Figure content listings
* START *

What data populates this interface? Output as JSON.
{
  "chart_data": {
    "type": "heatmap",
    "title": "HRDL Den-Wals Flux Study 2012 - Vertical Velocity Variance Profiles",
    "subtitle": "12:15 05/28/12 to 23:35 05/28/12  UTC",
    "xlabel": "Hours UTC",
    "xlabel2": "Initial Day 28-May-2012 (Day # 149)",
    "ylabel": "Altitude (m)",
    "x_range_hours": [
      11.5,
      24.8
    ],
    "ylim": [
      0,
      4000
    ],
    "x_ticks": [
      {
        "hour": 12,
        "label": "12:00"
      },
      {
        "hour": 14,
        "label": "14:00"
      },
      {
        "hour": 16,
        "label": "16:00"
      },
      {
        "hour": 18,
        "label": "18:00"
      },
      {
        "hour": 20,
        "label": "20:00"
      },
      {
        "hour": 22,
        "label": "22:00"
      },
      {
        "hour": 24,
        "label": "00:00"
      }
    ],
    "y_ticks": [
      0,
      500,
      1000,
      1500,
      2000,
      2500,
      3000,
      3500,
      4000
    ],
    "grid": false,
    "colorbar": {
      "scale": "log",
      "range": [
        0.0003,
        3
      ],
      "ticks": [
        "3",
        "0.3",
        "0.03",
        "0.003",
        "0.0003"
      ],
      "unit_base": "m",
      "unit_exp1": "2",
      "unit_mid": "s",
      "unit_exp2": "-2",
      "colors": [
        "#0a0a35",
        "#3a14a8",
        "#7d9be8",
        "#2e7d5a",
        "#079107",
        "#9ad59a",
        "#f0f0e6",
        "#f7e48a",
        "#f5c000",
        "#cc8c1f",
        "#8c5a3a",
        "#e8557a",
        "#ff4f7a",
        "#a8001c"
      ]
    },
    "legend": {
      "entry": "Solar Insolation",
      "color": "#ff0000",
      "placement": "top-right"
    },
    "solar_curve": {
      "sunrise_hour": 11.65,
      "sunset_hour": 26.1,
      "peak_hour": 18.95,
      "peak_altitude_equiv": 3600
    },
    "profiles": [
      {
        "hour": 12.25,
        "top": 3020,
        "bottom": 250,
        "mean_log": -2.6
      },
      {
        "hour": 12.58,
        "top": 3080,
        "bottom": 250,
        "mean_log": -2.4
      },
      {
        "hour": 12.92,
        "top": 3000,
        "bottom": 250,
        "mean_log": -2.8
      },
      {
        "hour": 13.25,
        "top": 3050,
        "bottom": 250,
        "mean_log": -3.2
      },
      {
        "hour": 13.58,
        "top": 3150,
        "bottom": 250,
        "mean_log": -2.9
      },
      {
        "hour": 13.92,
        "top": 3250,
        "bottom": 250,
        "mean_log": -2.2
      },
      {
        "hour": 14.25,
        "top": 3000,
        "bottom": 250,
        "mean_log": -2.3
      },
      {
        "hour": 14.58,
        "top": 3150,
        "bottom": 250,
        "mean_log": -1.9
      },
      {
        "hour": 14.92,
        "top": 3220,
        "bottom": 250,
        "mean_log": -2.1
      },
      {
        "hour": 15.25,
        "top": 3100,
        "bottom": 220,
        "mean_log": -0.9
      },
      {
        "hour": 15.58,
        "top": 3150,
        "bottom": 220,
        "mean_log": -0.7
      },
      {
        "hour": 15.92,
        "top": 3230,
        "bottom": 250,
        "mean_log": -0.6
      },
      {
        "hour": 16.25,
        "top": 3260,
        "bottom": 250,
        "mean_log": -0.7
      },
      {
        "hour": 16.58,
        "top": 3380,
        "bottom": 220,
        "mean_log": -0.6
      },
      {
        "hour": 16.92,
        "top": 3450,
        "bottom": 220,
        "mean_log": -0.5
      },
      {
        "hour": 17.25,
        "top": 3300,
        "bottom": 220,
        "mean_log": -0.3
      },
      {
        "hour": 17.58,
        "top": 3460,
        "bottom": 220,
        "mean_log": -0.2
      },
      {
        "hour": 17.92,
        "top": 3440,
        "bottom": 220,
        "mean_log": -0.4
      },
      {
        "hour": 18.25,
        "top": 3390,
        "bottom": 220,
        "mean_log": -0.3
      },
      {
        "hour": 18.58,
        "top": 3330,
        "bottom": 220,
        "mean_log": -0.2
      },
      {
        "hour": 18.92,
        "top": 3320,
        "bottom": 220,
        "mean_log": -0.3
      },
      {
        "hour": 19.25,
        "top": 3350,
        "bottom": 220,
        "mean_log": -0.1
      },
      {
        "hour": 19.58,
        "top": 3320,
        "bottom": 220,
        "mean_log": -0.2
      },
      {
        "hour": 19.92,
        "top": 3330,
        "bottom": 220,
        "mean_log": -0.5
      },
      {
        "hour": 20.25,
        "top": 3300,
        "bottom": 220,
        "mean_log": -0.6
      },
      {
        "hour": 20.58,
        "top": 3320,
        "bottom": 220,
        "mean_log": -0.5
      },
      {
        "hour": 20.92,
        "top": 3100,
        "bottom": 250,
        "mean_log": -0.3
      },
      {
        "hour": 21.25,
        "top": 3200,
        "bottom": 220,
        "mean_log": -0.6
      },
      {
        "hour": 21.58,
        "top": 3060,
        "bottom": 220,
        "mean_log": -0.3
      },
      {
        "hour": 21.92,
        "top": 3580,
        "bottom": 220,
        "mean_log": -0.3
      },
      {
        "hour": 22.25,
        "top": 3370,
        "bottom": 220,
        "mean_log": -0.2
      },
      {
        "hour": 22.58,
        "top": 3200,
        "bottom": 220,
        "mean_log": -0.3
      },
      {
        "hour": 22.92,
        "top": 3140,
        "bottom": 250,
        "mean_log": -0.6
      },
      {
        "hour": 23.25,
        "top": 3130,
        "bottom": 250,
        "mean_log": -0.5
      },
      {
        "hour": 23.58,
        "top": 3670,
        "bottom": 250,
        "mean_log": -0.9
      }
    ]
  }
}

* END *

Given instruction: Transcribe the entire listing above precisely.

Solution to this task:
What data populates this interface? Output as JSON.
{
  "chart_data": {
    "type": "heatmap",
    "title": "HRDL Den-Wals Flux Study 2012 - Vertical Velocity Variance Profiles",
    "subtitle": "12:15 05/28/12 to 23:35 05/28/12  UTC",
    "xlabel": "Hours UTC",
    "xlabel2": "Initial Day 28-May-2012 (Day # 149)",
    "ylabel": "Altitude (m)",
    "x_range_hours": [
      11.5,
      24.8
    ],
    "ylim": [
      0,
      4000
    ],
    "x_ticks": [
      {
        "hour": 12,
        "label": "12:00"
      },
      {
        "hour": 14,
        "label": "14:00"
      },
      {
        "hour": 16,
        "label": "16:00"
      },
      {
        "hour": 18,
        "label": "18:00"
      },
      {
        "hour": 20,
        "label": "20:00"
      },
      {
        "hour": 22,
        "label": "22:00"
      },
      {
        "hour": 24,
        "label": "00:00"
      }
    ],
    "y_ticks": [
      0,
      500,
      1000,
      1500,
      2000,
      2500,
      3000,
      3500,
      4000
    ],
    "grid": false,
    "colorbar": {
      "scale": "log",
      "range": [
        0.0003,
        3
      ],
      "ticks": [
        "3",
        "0.3",
        "0.03",
        "0.003",
        "0.0003"
      ],
      "unit_base": "m",
      "unit_exp1": "2",
      "unit_mid": "s",
      "unit_exp2": "-2",
      "colors": [
        "#0a0a35",
        "#3a14a8",
        "#7d9be8",
        "#2e7d5a",
        "#079107",
        "#9ad59a",
        "#f0f0e6",
        "#f7e48a",
        "#f5c000",
        "#cc8c1f",
        "#8c5a3a",
        "#e8557a",
        "#ff4f7a",
        "#a8001c"
      ]
    },
    "legend": {
      "entry": "Solar Insolation",
      "color": "#ff0000",
      "placement": "top-right"
    },
    "solar_curve": {
      "sunrise_hour": 11.65,
      "sunset_hour": 26.1,
      "peak_hour": 18.95,
      "peak_altitude_equiv": 3600
    },
    "profiles": [
      {
        "hour": 12.25,
        "top": 3020,
        "bottom": 250,
        "mean_log": -2.6
      },
      {
        "hour": 12.58,
        "top": 3080,
        "bottom": 250,
        "mean_log": -2.4
      },
      {
        "hour": 12.92,
        "top": 3000,
        "bottom": 250,
        "mean_log": -2.8
      },
      {
        "hour": 13.25,
        "top": 3050,
        "bottom": 250,
        "mean_log": -3.2
      },
      {
        "hour": 13.58,
        "top": 3150,
        "bottom": 250,
        "mean_log": -2.9
      },
      {
        "hour": 13.92,
        "top": 3250,
        "bottom": 250,
        "mean_log": -2.2
      },
      {
        "hour": 14.25,
        "top": 3000,
        "bottom": 250,
        "mean_log": -2.3
      },
      {
        "hour": 14.58,
        "top": 3150,
        "bottom": 250,
        "mean_log": -1.9
      },
      {
        "hour": 14.92,
        "top": 3220,
        "bottom": 250,
        "mean_log": -2.1
      },
      {
        "hour": 15.25,
        "top": 3100,
        "bottom": 220,
        "mean_log": -0.9
      },
      {
        "hour": 15.58,
        "top": 3150,
        "bottom": 220,
        "mean_log": -0.7
      },
      {
        "hour": 15.92,
        "top": 3230,
        "bottom": 250,
        "mean_log": -0.6
      },
      {
        "hour": 16.25,
        "top": 3260,
        "bottom": 250,
        "mean_log": -0.7
      },
      {
        "hour": 16.58,
        "top": 3380,
        "bottom": 220,
        "mean_log": -0.6
      },
      {
        "hour": 16.92,
        "top": 3450,
        "bottom": 220,
        "mean_log": -0.5
      },
      {
        "hour": 17.25,
        "top": 3300,
        "bottom": 220,
        "mean_log": -0.3
      },
      {
        "hour": 17.58,
        "top": 3460,
        "bottom": 220,
        "mean_log": -0.2
      },
      {
        "hour": 17.92,
        "top": 3440,
        "bottom": 220,
        "mean_log": -0.4
      },
      {
        "hour": 18.25,
        "top": 3390,
        "bottom": 220,
        "mean_log": -0.3
      },
      {
        "hour": 18.58,
        "top": 3330,
        "bottom": 220,
        "mean_log": -0.2
      },
      {
        "hour": 18.92,
        "top": 3320,
        "bottom": 220,
        "mean_log": -0.3
      },
      {
        "hour": 19.25,
        "top": 3350,
        "bottom": 220,
        "mean_log": -0.1
      },
      {
        "hour": 19.58,
        "top": 3320,
        "bottom": 220,
        "mean_log": -0.2
      },
      {
        "hour": 19.92,
        "top": 3330,
        "bottom": 220,
        "mean_log": -0.5
      },
      {
        "hour": 20.25,
        "top": 3300,
        "bottom": 220,
        "mean_log": -0.6
      },
      {
        "hour": 20.58,
        "top": 3320,
        "bottom": 220,
        "mean_log": -0.5
      },
      {
        "hour": 20.92,
        "top": 3100,
        "bottom": 250,
        "mean_log": -0.3
      },
      {
        "hour": 21.25,
        "top": 3200,
        "bottom": 220,
        "mean_log": -0.6
      },
      {
        "hour": 21.58,
        "top": 3060,
        "bottom": 220,
        "mean_log": -0.3
      },
      {
        "hour": 21.92,
        "top": 3580,
        "bottom": 220,
        "mean_log": -0.3
      },
      {
        "hour": 22.25,
        "top": 3370,
        "bottom": 220,
        "mean_log": -0.2
      },
      {
        "hour": 22.58,
        "top": 3200,
        "bottom": 220,
        "mean_log": -0.3
      },
      {
        "hour": 22.92,
        "top": 3140,
        "bottom": 250,
        "mean_log": -0.6
      },
      {
        "hour": 23.25,
        "top": 3130,
        "bottom": 250,
        "mean_log": -0.5
      },
      {
        "hour": 23.58,
        "top": 3670,
        "bottom": 250,
        "mean_log": -0.9
      }
    ]
  }
}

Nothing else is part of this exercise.